Provided data:
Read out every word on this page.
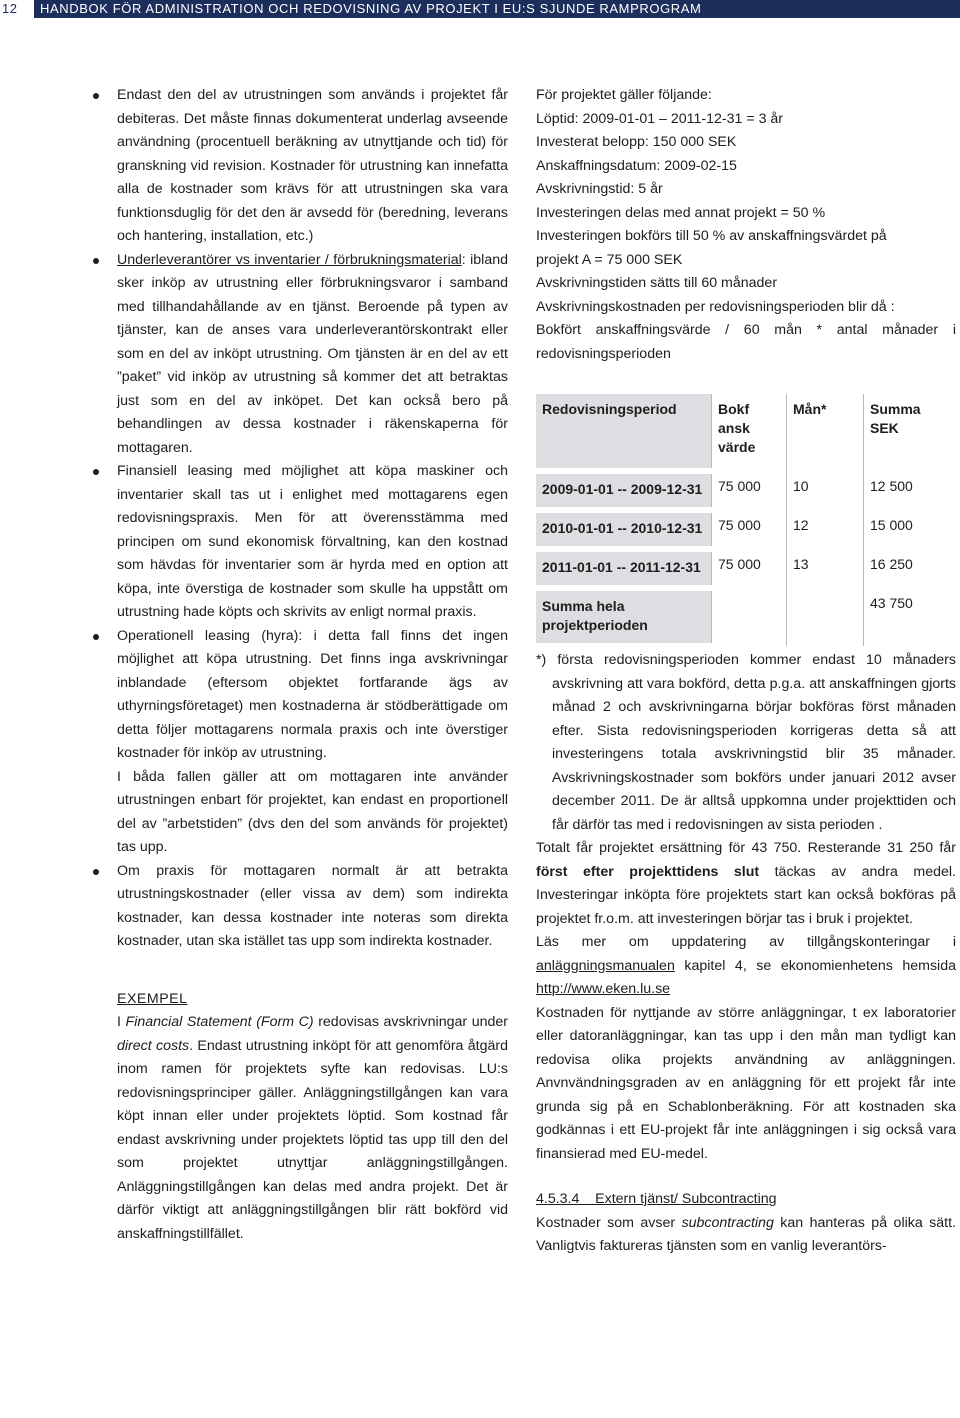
12	HANDBOK FÖR ADMINISTRATION OCH REDOVISNING AV PROJEKT I EU:S SJUNDE RAMPROGRAM

Endast den del av utrustningen som används i projektet får debiteras. Det måste finnas dokumenterat underlag avseende användning (procentuell beräkning av utnyttjande och tid) för granskning vid revision. Kostnader för utrustning kan innefatta alla de kostnader som krävs för att utrustningen ska vara funktionsduglig för det den är avsedd för (beredning, leverans och hantering, installation, etc.)

Underleverantörer vs inventarier / förbrukningsmaterial: ibland sker inköp av utrustning eller förbrukningsvaror i samband med tillhandahållande av en tjänst. Beroende på typen av tjänster, kan de anses vara underleverantörskontrakt eller som en del av inköpt utrustning. Om tjänsten är en del av ett ”paket” vid inköp av utrustning så kommer det att betraktas just som en del av inköpet. Det kan också bero på behandlingen av dessa kostnader i räkenskaperna för mottagaren.

Finansiell leasing med möjlighet att köpa maskiner och inventarier skall tas ut i enlighet med mottagarens egen redovisningspraxis. Men för att överensstämma med principen om sund ekonomisk förvaltning, kan den kostnad som hävdas för inventarier som är hyrda med en option att köpa, inte överstiga de kostnader som skulle ha uppstått om utrustning hade köpts och skrivits av enligt normal praxis.

Operationell leasing (hyra): i detta fall finns det ingen möjlighet att köpa utrustning. Det finns inga avskrivningar inblandade (eftersom objektet fortfarande ägs av uthyrningsföretaget) men kostnaderna är stödberättigade om detta följer mottagarens normala praxis och inte överstiger kostnader för inköp av utrustning.

I båda fallen gäller att om mottagaren inte använder utrustningen enbart för projektet, kan endast en proportionell del av ”arbetstiden” (dvs den del som används för projektet) tas upp.

Om praxis för mottagaren normalt är att betrakta utrustningskostnader (eller vissa av dem) som indirekta kostnader, kan dessa kostnader inte noteras som direkta kostnader, utan ska istället tas upp som indirekta kostnader.

EXEMPEL

I Financial Statement (Form C) redovisas avskrivningar under direct costs. Endast utrustning inköpt för att genomföra åtgärd inom ramen för projektets syfte kan redovisas. LU:s redovisningsprinciper gäller. Anläggningstillgången kan vara köpt innan eller under projektets löptid. Som kostnad får endast avskrivning under projektets löptid tas upp till den del som projektet utnyttjar anläggningstillgången. Anläggningstillgången kan delas med andra projekt. Det är därför viktigt att anläggningstillgången blir rätt bokförd vid anskaffningstillfället.

För projektet gäller följande:
Löptid: 2009-01-01 – 2011-12-31 = 3 år
Investerat belopp: 150 000 SEK
Anskaffningsdatum: 2009-02-15
Avskrivningstid: 5 år
Investeringen delas med annat projekt = 50 %
Investeringen bokförs till 50 % av anskaffningsvärdet på
projekt A = 75 000 SEK
Avskrivningstiden sätts till 60 månader
Avskrivningskostnaden per redovisningsperioden blir då :

Bokfört anskaffningsvärde / 60 mån * antal månader i redovisningsperioden

Redovisningsperiod	Bokf ansk värde	Mån*	Summa SEK
2009-01-01 -- 2009-12-31	75 000	10	12 500
2010-01-01 -- 2010-12-31	75 000	12	15 000
2011-01-01 -- 2011-12-31	75 000	13	16 250
Summa hela projektperioden			43 750

*) första redovisningsperioden kommer endast 10 månaders avskrivning att vara bokförd, detta p.g.a. att anskaffningen gjorts månad 2 och avskrivningarna börjar bokföras först månaden efter. Sista redovisningsperioden korrigeras detta så att investeringens totala avskrivningstid blir 35 månader. Avskrivningskostnader som bokförs under januari 2012 avser december 2011. De är alltså uppkomna under projekttiden och får därför tas med i redovisningen av sista perioden .

Totalt får projektet ersättning för 43 750. Resterande 31 250 får först efter projekttidens slut täckas av andra medel. Investeringar inköpta före projektets start kan också bokföras på projektet fr.o.m. att investeringen börjar tas i bruk i projektet.

Läs mer om uppdatering av tillgångskonteringar i anläggningsmanualen kapitel 4, se ekonomienhetens hemsida http://www.eken.lu.se

Kostnaden för nyttjande av större anläggningar, t ex laboratorier eller datoranläggningar, kan tas upp i den mån man tydligt kan redovisa olika projekts användning av anläggningen. Anvnvändningsgraden av en anläggning för ett projekt får inte grunda sig på en Schablonberäkning. För att kostnaden ska godkännas i ett EU-projekt får inte anläggningen i sig också vara finansierad med EU-medel.

4.5.3.4    Extern tjänst/ Subcontracting

Kostnader som avser subcontracting kan hanteras på olika sätt. Vanligtvis faktureras tjänsten som en vanlig leverantörs-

Task objective:
Copy every line of the data word for word, omitting the images.

Answer area:
Read out every word on this page.
12	HANDBOK FÖR ADMINISTRATION OCH REDOVISNING AV PROJEKT I EU:S SJUNDE RAMPROGRAM

Endast den del av utrustningen som används i projektet får debiteras. Det måste finnas dokumenterat underlag avseende användning (procentuell beräkning av utnyttjande och tid) för granskning vid revision. Kostnader för utrustning kan innefatta alla de kostnader som krävs för att utrustningen ska vara funktionsduglig för det den är avsedd för (beredning, leverans och hantering, installation, etc.)

Underleverantörer vs inventarier / förbrukningsmaterial: ibland sker inköp av utrustning eller förbrukningsvaror i samband med tillhandahållande av en tjänst. Beroende på typen av tjänster, kan de anses vara underleverantörskontrakt eller som en del av inköpt utrustning. Om tjänsten är en del av ett ”paket” vid inköp av utrustning så kommer det att betraktas just som en del av inköpet. Det kan också bero på behandlingen av dessa kostnader i räkenskaperna för mottagaren.

Finansiell leasing med möjlighet att köpa maskiner och inventarier skall tas ut i enlighet med mottagarens egen redovisningspraxis. Men för att överensstämma med principen om sund ekonomisk förvaltning, kan den kostnad som hävdas för inventarier som är hyrda med en option att köpa, inte överstiga de kostnader som skulle ha uppstått om utrustning hade köpts och skrivits av enligt normal praxis.

Operationell leasing (hyra): i detta fall finns det ingen möjlighet att köpa utrustning. Det finns inga avskrivningar inblandade (eftersom objektet fortfarande ägs av uthyrningsföretaget) men kostnaderna är stödberättigade om detta följer mottagarens normala praxis och inte överstiger kostnader för inköp av utrustning.

I båda fallen gäller att om mottagaren inte använder utrustningen enbart för projektet, kan endast en proportionell del av ”arbetstiden” (dvs den del som används för projektet) tas upp.

Om praxis för mottagaren normalt är att betrakta utrustningskostnader (eller vissa av dem) som indirekta kostnader, kan dessa kostnader inte noteras som direkta kostnader, utan ska istället tas upp som indirekta kostnader.

EXEMPEL

I Financial Statement (Form C) redovisas avskrivningar under direct costs. Endast utrustning inköpt för att genomföra åtgärd inom ramen för projektets syfte kan redovisas. LU:s redovisningsprinciper gäller. Anläggningstillgången kan vara köpt innan eller under projektets löptid. Som kostnad får endast avskrivning under projektets löptid tas upp till den del som projektet utnyttjar anläggningstillgången. Anläggningstillgången kan delas med andra projekt. Det är därför viktigt att anläggningstillgången blir rätt bokförd vid anskaffningstillfället.

För projektet gäller följande:
Löptid: 2009-01-01 – 2011-12-31 = 3 år
Investerat belopp: 150 000 SEK
Anskaffningsdatum: 2009-02-15
Avskrivningstid: 5 år
Investeringen delas med annat projekt = 50 %
Investeringen bokförs till 50 % av anskaffningsvärdet på
projekt A = 75 000 SEK
Avskrivningstiden sätts till 60 månader
Avskrivningskostnaden per redovisningsperioden blir då :

Bokfört anskaffningsvärde / 60 mån * antal månader i redovisningsperioden

Redovisningsperiod	Bokf ansk värde	Mån*	Summa SEK
2009-01-01 -- 2009-12-31	75 000	10	12 500
2010-01-01 -- 2010-12-31	75 000	12	15 000
2011-01-01 -- 2011-12-31	75 000	13	16 250
Summa hela projektperioden			43 750

*) första redovisningsperioden kommer endast 10 månaders avskrivning att vara bokförd, detta p.g.a. att anskaffningen gjorts månad 2 och avskrivningarna börjar bokföras först månaden efter. Sista redovisningsperioden korrigeras detta så att investeringens totala avskrivningstid blir 35 månader. Avskrivningskostnader som bokförs under januari 2012 avser december 2011. De är alltså uppkomna under projekttiden och får därför tas med i redovisningen av sista perioden .

Totalt får projektet ersättning för 43 750. Resterande 31 250 får först efter projekttidens slut täckas av andra medel. Investeringar inköpta före projektets start kan också bokföras på projektet fr.o.m. att investeringen börjar tas i bruk i projektet.

Läs mer om uppdatering av tillgångskonteringar i anläggningsmanualen kapitel 4, se ekonomienhetens hemsida http://www.eken.lu.se

Kostnaden för nyttjande av större anläggningar, t ex laboratorier eller datoranläggningar, kan tas upp i den mån man tydligt kan redovisa olika projekts användning av anläggningen. Anvnvändningsgraden av en anläggning för ett projekt får inte grunda sig på en Schablonberäkning. För att kostnaden ska godkännas i ett EU-projekt får inte anläggningen i sig också vara finansierad med EU-medel.

4.5.3.4    Extern tjänst/ Subcontracting

Kostnader som avser subcontracting kan hanteras på olika sätt. Vanligtvis faktureras tjänsten som en vanlig leverantörs-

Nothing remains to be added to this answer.